◆ Goal:
Pull each line holding "name" out of the entries below.

◆ Data:

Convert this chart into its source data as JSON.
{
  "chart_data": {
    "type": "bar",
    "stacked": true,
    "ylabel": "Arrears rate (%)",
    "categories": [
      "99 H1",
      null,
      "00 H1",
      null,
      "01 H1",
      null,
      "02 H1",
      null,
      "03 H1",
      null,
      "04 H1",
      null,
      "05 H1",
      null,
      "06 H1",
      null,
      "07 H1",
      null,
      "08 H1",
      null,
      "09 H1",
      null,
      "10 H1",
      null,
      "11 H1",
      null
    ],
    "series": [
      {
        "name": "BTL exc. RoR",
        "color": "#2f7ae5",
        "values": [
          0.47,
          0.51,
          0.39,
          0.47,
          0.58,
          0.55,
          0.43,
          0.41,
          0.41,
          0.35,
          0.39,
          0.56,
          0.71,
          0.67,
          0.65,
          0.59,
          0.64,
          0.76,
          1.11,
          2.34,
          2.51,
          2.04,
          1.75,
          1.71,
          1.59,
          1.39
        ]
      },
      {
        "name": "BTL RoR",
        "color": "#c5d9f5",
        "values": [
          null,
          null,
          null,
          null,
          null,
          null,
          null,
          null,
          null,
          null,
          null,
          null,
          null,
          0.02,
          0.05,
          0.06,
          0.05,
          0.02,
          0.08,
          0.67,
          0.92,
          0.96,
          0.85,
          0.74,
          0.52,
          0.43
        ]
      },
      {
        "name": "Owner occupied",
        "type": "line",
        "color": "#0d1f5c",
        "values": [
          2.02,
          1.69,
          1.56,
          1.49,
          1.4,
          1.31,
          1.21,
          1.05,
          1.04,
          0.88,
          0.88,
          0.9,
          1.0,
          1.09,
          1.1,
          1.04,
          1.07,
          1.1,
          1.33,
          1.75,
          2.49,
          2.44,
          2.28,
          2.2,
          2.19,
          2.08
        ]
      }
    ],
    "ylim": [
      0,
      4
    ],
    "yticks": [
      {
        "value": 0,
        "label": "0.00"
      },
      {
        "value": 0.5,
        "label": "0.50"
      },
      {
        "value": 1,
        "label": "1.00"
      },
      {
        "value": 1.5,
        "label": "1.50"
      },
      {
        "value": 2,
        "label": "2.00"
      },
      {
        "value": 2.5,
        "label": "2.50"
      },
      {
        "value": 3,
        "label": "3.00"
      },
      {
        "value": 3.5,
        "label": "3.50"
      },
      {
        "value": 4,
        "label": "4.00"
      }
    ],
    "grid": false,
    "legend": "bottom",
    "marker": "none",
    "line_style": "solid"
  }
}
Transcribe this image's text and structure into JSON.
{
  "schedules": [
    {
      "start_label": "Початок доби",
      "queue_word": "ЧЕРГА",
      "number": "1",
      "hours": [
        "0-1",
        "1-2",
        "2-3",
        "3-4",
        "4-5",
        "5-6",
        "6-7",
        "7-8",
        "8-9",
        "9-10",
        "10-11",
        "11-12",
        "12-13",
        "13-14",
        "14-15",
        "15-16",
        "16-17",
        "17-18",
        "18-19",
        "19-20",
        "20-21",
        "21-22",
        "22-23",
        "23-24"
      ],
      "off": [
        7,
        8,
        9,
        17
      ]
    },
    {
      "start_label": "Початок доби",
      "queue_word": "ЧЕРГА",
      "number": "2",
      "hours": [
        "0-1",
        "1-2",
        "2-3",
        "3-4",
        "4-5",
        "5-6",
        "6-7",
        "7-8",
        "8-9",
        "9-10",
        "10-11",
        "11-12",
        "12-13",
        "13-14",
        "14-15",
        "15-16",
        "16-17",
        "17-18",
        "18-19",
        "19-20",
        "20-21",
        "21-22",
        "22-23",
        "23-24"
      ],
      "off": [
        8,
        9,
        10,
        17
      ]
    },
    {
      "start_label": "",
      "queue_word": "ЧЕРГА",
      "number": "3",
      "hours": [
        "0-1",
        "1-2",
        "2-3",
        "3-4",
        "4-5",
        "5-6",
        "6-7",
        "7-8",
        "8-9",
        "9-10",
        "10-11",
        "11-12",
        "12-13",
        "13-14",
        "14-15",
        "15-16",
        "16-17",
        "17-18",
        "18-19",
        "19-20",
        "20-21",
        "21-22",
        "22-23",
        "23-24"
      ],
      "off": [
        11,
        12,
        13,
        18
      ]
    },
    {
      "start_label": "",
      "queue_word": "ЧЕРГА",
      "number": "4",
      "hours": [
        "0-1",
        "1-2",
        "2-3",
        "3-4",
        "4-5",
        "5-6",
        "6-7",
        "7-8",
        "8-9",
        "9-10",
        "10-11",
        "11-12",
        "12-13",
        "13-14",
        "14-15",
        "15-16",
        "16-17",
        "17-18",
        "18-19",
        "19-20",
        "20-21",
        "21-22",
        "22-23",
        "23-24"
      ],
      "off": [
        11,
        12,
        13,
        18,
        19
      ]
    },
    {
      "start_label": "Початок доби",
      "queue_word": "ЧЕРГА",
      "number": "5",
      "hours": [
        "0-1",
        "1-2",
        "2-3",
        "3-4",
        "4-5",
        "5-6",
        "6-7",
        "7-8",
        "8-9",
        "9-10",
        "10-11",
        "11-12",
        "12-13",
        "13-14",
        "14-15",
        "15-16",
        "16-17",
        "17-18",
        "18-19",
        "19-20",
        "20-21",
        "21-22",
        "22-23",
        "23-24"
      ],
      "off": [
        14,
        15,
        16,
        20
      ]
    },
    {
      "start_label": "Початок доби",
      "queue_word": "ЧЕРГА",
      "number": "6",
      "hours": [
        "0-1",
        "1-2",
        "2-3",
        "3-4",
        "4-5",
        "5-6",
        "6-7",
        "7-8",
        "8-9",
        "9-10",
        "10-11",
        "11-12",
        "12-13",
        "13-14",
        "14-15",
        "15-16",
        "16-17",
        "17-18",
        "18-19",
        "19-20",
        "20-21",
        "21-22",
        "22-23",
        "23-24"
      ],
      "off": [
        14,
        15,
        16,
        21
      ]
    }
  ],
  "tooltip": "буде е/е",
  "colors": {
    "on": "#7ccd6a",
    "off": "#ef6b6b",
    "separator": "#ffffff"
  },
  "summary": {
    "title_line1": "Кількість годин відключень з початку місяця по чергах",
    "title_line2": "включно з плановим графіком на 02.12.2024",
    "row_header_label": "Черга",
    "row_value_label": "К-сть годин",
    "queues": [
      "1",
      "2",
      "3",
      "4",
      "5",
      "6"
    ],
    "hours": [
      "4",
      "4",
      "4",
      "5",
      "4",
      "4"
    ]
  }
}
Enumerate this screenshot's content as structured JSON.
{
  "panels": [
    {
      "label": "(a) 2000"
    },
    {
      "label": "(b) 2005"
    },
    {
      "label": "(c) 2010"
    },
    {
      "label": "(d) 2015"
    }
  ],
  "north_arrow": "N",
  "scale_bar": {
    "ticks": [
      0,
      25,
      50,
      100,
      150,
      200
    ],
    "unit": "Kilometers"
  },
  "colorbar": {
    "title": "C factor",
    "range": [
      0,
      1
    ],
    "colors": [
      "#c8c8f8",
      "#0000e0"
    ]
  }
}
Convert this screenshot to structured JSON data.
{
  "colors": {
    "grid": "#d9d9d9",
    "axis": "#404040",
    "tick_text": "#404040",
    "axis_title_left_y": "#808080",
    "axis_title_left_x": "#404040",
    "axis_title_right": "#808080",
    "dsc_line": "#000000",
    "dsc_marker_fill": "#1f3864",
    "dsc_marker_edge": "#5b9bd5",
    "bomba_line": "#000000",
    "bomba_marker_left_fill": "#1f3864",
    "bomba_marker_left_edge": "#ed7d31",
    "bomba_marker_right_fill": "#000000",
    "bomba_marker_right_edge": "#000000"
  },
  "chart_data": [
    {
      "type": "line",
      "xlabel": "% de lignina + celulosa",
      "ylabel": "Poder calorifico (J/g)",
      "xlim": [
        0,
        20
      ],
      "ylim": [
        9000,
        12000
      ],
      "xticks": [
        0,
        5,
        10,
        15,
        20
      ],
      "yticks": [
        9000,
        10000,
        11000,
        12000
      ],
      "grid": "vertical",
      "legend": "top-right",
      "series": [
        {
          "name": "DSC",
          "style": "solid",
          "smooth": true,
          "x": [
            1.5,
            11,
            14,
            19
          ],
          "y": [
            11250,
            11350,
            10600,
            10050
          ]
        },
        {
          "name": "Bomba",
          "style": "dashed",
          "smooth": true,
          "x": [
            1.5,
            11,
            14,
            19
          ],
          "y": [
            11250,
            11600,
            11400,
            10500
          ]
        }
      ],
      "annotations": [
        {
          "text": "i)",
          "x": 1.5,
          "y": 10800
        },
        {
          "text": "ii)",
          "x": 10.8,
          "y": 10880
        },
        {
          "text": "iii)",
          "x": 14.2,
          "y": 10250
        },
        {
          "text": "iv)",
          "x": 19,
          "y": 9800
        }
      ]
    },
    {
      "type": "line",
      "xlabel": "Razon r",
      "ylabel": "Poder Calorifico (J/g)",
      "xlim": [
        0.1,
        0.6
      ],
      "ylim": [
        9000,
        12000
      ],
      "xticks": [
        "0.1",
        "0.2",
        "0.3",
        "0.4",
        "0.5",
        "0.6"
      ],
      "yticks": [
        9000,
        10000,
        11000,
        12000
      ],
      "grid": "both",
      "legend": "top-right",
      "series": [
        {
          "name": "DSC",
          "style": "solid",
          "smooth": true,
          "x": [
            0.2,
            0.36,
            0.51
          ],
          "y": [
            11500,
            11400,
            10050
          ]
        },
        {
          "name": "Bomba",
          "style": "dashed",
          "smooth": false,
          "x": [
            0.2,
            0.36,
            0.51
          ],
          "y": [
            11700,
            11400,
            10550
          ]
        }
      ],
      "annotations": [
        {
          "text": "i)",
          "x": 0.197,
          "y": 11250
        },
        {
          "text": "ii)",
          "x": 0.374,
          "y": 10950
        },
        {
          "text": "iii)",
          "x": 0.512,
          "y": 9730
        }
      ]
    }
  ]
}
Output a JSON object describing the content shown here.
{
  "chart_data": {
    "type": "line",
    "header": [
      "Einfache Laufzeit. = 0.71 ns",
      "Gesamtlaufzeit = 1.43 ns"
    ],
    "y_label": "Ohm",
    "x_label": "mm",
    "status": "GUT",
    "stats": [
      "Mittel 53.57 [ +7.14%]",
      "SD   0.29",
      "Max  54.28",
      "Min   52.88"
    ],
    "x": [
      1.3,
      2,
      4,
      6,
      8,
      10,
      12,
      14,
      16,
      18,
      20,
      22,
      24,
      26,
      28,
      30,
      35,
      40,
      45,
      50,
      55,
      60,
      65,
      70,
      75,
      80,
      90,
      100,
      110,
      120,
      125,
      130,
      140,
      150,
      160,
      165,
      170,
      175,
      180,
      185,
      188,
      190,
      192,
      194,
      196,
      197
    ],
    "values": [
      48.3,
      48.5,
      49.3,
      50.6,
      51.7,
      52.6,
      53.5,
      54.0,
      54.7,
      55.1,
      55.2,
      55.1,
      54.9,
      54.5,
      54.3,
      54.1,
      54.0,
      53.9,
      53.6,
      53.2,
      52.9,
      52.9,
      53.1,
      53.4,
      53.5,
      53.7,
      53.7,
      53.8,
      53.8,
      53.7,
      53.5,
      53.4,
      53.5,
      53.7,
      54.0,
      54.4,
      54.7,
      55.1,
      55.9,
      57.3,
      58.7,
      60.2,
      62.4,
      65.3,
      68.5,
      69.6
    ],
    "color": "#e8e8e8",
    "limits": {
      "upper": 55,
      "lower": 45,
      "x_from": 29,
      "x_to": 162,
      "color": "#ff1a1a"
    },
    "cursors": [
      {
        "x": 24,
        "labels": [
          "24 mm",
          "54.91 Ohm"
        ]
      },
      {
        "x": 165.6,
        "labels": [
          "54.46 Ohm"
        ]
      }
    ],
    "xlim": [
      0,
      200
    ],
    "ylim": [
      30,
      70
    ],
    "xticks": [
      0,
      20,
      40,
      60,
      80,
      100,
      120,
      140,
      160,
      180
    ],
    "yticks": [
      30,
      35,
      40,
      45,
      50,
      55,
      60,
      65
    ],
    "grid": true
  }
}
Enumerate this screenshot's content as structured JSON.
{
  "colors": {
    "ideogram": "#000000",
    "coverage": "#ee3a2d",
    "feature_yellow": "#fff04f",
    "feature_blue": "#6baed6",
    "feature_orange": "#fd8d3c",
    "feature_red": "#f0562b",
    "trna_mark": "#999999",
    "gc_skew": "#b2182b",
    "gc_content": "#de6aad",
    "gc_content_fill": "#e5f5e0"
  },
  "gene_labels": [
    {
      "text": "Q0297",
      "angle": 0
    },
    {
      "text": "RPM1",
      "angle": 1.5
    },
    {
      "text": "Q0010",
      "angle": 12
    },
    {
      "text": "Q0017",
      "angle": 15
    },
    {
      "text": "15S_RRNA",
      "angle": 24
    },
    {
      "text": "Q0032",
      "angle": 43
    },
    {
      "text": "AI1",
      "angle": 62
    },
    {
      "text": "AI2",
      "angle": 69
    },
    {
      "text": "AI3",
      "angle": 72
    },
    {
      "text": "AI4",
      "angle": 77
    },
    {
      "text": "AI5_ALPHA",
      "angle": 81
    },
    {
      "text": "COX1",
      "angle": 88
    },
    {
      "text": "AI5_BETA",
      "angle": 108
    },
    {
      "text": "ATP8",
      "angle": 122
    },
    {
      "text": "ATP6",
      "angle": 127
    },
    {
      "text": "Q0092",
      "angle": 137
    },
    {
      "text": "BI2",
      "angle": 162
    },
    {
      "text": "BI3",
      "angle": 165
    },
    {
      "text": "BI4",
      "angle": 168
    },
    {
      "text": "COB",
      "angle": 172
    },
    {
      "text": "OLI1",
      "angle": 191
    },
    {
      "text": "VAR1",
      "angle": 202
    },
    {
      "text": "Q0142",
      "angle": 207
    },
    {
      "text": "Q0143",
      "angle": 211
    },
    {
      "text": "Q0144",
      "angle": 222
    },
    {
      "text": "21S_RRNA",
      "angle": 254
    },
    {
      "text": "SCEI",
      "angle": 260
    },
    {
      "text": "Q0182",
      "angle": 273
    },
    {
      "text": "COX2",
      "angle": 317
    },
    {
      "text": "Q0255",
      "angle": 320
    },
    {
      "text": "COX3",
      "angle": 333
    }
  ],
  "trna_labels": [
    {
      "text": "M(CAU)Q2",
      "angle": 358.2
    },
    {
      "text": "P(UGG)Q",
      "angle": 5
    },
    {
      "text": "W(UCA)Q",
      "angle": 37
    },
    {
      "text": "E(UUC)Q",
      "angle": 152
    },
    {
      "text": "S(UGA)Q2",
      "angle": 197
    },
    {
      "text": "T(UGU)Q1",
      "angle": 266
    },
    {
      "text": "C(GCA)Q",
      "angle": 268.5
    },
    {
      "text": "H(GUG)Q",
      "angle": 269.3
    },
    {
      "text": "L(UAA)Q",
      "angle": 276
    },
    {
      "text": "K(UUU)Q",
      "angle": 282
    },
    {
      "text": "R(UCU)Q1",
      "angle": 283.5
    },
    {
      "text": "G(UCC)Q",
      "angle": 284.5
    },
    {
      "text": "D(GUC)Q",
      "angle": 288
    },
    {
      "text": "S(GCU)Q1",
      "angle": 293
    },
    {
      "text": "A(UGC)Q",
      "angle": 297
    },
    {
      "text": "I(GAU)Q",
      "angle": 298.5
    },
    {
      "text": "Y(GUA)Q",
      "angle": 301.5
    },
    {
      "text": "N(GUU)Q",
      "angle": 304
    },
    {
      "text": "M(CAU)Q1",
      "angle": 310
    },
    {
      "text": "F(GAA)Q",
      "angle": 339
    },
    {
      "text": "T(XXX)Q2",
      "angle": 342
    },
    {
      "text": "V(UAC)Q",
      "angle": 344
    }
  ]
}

◆ Result for this task:
        "name": "BTL exc. RoR",
        "name": "BTL RoR",
        "name": "Owner occupied",
          "name": "DSC",
          "name": "Bomba",
          "name": "DSC",
          "name": "Bomba",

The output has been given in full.